• [Action item A]: In the forum thread on structs and macros, what does the poster say Float should be?
• [Action item B]: List every post number that appears as a heading in the forum thread on structs and macros.
• [Action item C]: Continue the forum thread on structs and macros from its last sentence.

• [Given text]:
○ ○ ○ ○ ○
Also, structs are immutable by default.


#4

Very nice! Thanks for this very fast answer. That looks easier to implement than I thought!
Just one further question – is it possible to distinguish either the function I get (can I check that it’s called f?) or the type of argument (that the second one is a ::Q?).
I think the second one would be easier, because if I have further functions
g(p::Something, f::Q, t::Float) I maybe want to decorate the second argument, not the first,
but even more (hence the type check) if qalready is a ::DecoQ I don’t want to decorate further/again.

Thanks again for that fast answer – but I also see, I have to read a lot more about macros - they really seem to be nice (and to some extend also mean, I suppose).


#5

Thanks for the remarks – the code is trying to mimic a more complicated situation.
With the first two, you are completely right, I corrected E to also be P and Float is Float64
For the third – yes that’s always bothering me, that I can’t build a Hierarchy of concrete types – I would like to soooo much,
but then the super type has to be P for them.

For the fourth – no I am not sure, maybe it’s enough to do DecoQ{T}, because the idea is to just introduce an additional field to Q (as decoration)
I want DecoQto b kind of. So also for the constructor it should probably read DecoQ(t::T) where T = new (Q(t),0).

While this typing is quite nice, I am still getting used to it.


#6

Sorry, I fail to understand this.
○ ○ ○ ○ ○
Excerpts from a dataset:
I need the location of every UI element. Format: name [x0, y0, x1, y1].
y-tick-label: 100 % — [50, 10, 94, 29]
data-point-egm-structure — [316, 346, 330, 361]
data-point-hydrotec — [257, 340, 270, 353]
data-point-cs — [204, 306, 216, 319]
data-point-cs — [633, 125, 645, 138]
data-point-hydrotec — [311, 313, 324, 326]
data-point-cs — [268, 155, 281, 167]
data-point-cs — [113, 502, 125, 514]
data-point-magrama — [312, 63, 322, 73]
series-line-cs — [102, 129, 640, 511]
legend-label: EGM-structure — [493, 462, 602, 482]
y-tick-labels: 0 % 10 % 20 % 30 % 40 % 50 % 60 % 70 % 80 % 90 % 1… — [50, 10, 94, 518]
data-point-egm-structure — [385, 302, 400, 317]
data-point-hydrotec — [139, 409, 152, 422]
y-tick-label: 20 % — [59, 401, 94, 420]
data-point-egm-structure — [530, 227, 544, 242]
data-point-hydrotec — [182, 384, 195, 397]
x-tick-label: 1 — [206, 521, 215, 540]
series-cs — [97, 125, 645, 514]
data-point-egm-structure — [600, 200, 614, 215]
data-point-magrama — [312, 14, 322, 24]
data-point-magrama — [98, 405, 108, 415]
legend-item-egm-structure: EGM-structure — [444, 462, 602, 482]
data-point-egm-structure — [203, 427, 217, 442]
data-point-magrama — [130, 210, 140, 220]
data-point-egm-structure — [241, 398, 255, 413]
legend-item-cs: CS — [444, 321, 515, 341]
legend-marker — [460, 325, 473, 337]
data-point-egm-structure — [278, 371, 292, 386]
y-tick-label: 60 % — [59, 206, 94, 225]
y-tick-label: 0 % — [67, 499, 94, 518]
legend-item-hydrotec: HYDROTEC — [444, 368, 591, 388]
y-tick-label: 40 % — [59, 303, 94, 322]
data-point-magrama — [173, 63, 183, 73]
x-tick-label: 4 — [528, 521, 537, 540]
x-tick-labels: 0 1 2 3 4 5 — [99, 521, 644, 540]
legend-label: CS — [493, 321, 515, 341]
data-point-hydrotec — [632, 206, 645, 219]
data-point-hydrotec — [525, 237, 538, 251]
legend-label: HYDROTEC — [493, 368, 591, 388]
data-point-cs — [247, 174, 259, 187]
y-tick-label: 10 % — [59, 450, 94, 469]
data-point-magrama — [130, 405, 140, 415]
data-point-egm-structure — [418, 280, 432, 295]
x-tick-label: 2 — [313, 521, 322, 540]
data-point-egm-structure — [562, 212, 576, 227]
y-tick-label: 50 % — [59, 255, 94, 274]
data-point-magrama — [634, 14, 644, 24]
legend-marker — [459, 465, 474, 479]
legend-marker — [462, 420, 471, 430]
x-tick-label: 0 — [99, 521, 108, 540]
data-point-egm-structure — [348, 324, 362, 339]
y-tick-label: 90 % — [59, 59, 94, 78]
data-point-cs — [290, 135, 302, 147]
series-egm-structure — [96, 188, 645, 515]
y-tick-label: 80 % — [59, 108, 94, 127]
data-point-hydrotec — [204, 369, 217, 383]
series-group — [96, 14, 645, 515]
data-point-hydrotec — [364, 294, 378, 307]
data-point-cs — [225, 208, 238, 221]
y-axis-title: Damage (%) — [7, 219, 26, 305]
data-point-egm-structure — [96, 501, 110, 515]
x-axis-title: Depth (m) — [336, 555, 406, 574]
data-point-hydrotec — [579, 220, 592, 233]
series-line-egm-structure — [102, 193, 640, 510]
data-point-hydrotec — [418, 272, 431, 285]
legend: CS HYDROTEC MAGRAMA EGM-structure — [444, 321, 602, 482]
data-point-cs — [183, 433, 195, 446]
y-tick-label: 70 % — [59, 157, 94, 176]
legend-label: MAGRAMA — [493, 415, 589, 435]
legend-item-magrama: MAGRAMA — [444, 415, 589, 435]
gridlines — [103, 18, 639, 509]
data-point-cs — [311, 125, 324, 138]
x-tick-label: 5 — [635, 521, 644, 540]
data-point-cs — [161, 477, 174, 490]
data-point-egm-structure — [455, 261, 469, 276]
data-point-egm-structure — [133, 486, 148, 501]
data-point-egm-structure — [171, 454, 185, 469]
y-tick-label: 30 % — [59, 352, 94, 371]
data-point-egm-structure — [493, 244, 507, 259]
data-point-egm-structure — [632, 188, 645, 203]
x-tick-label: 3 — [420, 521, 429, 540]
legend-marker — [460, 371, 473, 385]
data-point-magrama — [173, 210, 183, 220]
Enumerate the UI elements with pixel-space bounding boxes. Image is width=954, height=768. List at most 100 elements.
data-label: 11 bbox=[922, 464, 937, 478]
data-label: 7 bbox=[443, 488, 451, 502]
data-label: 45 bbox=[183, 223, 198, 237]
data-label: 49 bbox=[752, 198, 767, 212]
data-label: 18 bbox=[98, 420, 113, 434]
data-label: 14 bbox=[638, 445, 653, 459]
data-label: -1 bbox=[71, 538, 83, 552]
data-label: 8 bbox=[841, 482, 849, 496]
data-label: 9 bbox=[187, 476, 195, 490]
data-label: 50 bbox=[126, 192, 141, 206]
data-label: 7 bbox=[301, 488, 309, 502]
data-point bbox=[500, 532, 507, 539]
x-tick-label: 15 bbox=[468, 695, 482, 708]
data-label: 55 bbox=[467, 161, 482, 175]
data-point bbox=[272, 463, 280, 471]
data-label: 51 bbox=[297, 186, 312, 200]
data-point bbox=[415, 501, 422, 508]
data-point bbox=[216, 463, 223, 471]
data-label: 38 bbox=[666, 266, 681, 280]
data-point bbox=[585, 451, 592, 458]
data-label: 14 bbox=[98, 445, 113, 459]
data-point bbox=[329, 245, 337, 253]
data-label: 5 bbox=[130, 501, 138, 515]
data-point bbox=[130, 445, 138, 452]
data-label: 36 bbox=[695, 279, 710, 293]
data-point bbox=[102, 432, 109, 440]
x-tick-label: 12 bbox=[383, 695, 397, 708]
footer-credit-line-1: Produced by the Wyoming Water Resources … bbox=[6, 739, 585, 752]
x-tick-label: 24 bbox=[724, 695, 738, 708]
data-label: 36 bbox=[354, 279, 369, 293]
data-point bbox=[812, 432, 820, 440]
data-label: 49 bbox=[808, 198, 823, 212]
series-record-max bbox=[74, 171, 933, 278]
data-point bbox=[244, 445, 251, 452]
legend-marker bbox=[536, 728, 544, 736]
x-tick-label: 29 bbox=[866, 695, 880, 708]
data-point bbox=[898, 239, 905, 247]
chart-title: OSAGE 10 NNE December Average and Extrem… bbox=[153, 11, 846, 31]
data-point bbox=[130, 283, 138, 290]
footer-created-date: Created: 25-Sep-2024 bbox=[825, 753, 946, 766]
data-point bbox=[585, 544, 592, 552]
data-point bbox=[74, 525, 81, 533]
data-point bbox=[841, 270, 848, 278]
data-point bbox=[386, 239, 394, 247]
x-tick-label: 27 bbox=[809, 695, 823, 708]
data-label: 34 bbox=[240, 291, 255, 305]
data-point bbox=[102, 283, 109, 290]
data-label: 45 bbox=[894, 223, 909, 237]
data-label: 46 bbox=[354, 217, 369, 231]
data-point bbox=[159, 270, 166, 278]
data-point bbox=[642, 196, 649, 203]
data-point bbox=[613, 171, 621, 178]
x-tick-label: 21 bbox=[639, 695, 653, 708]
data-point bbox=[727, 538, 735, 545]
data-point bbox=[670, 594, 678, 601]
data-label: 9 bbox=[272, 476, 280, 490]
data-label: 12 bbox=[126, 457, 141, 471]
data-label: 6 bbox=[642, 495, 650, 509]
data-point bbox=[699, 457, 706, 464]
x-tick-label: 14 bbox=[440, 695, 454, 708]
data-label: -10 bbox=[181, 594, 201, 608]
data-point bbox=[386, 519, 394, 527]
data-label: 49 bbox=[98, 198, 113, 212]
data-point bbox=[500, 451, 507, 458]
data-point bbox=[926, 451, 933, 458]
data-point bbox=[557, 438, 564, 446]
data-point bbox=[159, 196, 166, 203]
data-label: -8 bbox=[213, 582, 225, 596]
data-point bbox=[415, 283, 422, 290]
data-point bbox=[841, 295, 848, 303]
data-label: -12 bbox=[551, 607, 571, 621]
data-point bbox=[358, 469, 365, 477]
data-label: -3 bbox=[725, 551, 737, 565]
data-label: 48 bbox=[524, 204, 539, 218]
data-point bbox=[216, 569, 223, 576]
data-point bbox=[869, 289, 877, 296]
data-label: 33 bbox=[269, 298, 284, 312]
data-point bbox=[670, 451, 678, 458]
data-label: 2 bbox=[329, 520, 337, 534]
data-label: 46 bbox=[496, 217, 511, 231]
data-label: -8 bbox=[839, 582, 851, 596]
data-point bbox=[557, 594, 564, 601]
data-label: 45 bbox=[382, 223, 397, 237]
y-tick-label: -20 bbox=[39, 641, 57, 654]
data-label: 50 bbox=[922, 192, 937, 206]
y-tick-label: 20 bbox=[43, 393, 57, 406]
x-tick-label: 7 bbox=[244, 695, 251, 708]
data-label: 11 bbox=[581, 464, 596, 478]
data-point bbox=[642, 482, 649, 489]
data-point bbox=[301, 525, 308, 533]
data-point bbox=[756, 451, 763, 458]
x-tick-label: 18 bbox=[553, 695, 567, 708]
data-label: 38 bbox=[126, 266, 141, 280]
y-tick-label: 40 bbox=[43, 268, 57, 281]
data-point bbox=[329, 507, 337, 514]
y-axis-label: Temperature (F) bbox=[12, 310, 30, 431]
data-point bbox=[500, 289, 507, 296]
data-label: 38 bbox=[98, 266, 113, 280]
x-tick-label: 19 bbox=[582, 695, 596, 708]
○ ○ ○ ○ ○
• [Your response A]: Float64

• [Your response B]: #4, #5, #6

• [Your response C]:
If you are using a concrete field type for performance, just define it like this:

struct DecoQ{S <: Q}
  base::S
  info::Int 
end

DecoQ(base::Q) = DecoQ(base, 0)

Otherwise, using an inner constructor with info = 0 in an immutable type is pretty meaningless, since you won’t be able to change it.

Generally, while macros are a very powerful feature, I would recommend that you try to learn the language first, see if you can implement your ideas without any source transformations (you usually can, parametric types combined with multiple dispatch is very powerful), then when take a look at macros again.


#7

Thanks, you’re right, that decoQ can not be immutable of course.

My general motivation to look at a macro for this is that:
If I start with some value fo decoQ I can make sure it is after that always decoQ. That’s of course possible with parametric types and the very nice feature of multiple dispatch (hence the getters for example).

But If I have a longer notebook somewhere and start computing with my favourite Q types and after a while I notice (somewhere in cell 45) that the following I would like to execute the following decorated, but I am not sure whether it already is and such – the macro is a good and easy access, because I can just add @decorate to that line.

And maybe – while I am getting used to parametric types and multiple dispatch (actually I did Mathematica for quite some time which does multiple dispatch too, just with a different name) I maybe want to also learn about macros. Sorry, If that sometimes then leads to questions that for an expert might look a little dumb.

Edit: Oh I just saw – in my project the decorated value is actually not changing, so it#s only a value available at creating decoQ that I would like to keep track of, but not to change it (even worse - changing it would make the decorator useless) – so for my transcribed example you’re right, but I was maybe just not awake enough this morning.


#8

I did not mean to imply that you should not learn about macros, or that there is any problem with your questions.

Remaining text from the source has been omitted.